Annotated element entries:
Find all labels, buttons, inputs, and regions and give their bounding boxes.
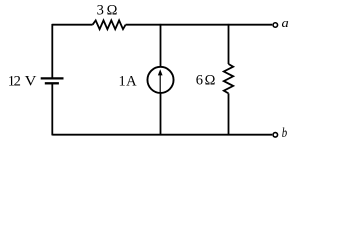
wire top horizontal (resistor to terminal a) <box>126 24 273 26</box>
current source I1 1A circle <box>147 67 173 93</box>
svg-text:12: 12 <box>8 73 21 89</box>
wire left vertical upper (top node down to battery + plate) <box>51 24 53 78</box>
svg-text:V: V <box>25 73 37 89</box>
svg-text:6 Ω: 6 Ω <box>196 72 216 88</box>
wire current-source branch upper (top wire down to circle) <box>160 24 162 67</box>
terminal a (open circle) <box>273 23 278 28</box>
wire 6-ohm branch upper (top wire down to zigzag) <box>228 24 230 64</box>
battery V1 12V top plate (long, positive) <box>41 77 64 79</box>
svg-text:1 A: 1 A <box>119 74 138 90</box>
battery V1 12V bottom plate (short, negative) <box>45 82 59 84</box>
wire left vertical lower (battery - plate down to bottom node) <box>51 84 53 136</box>
wire top-left horizontal (battery node to 3-ohm resistor) <box>52 24 92 26</box>
wire 6-ohm branch lower (zigzag down to bottom wire) <box>228 93 230 135</box>
resistor R 3-ohm (horizontal zigzag on top wire) <box>93 20 126 29</box>
svg-text:a: a <box>282 15 290 30</box>
current source arrow shaft (pointing up) <box>159 75 161 93</box>
current source arrowhead <box>158 69 163 75</box>
wire current-source branch lower (circle down to bottom wire) <box>160 93 162 135</box>
svg-text:3 Ω: 3 Ω <box>97 3 118 19</box>
terminal b (open circle) <box>273 133 278 138</box>
resistor R 6-ohm (vertical zigzag) <box>224 64 233 93</box>
wire bottom horizontal (left node to terminal b) <box>52 134 272 136</box>
svg-text:b: b <box>282 126 287 141</box>
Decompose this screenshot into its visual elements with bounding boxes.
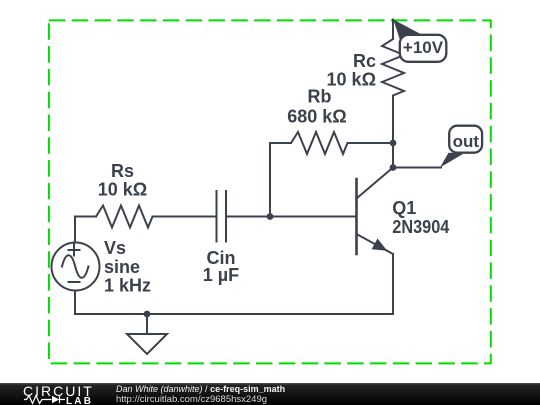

Exercise description ::
Update the material above by replacing every "zigzag" with "sawtooth" and leaving everything else unchanged. Leave out the pictures.

Written solution ::
Find all labels, buttons, inputs, and regions and give their bounding boxes.
wire top horizontal (resistor to terminal a) <box>126 24 273 26</box>
current source I1 1A circle <box>147 67 173 93</box>
svg-text:12: 12 <box>8 73 21 89</box>
wire left vertical upper (top node down to battery + plate) <box>51 24 53 78</box>
svg-text:V: V <box>25 73 37 89</box>
svg-text:6 Ω: 6 Ω <box>196 72 216 88</box>
wire current-source branch upper (top wire down to circle) <box>160 24 162 67</box>
terminal a (open circle) <box>273 23 278 28</box>
wire 6-ohm branch upper (top wire down to sawtooth) <box>228 24 230 64</box>
battery V1 12V top plate (long, positive) <box>41 77 64 79</box>
svg-text:1 A: 1 A <box>119 74 138 90</box>
battery V1 12V bottom plate (short, negative) <box>45 82 59 84</box>
wire left vertical lower (battery - plate down to bottom node) <box>51 84 53 136</box>
wire top-left horizontal (battery node to 3-ohm resistor) <box>52 24 92 26</box>
wire 6-ohm branch lower (sawtooth down to bottom wire) <box>228 93 230 135</box>
resistor R 3-ohm (horizontal sawtooth on top wire) <box>93 20 126 29</box>
svg-text:a: a <box>282 15 290 30</box>
current source arrow shaft (pointing up) <box>159 75 161 93</box>
current source arrowhead <box>158 69 163 75</box>
wire current-source branch lower (circle down to bottom wire) <box>160 93 162 135</box>
svg-text:3 Ω: 3 Ω <box>97 3 118 19</box>
terminal b (open circle) <box>273 133 278 138</box>
resistor R 6-ohm (vertical sawtooth) <box>224 64 233 93</box>
wire bottom horizontal (left node to terminal b) <box>52 134 272 136</box>
svg-text:b: b <box>282 126 287 141</box>
Decompose this screenshot into its visual elements with bounding boxes.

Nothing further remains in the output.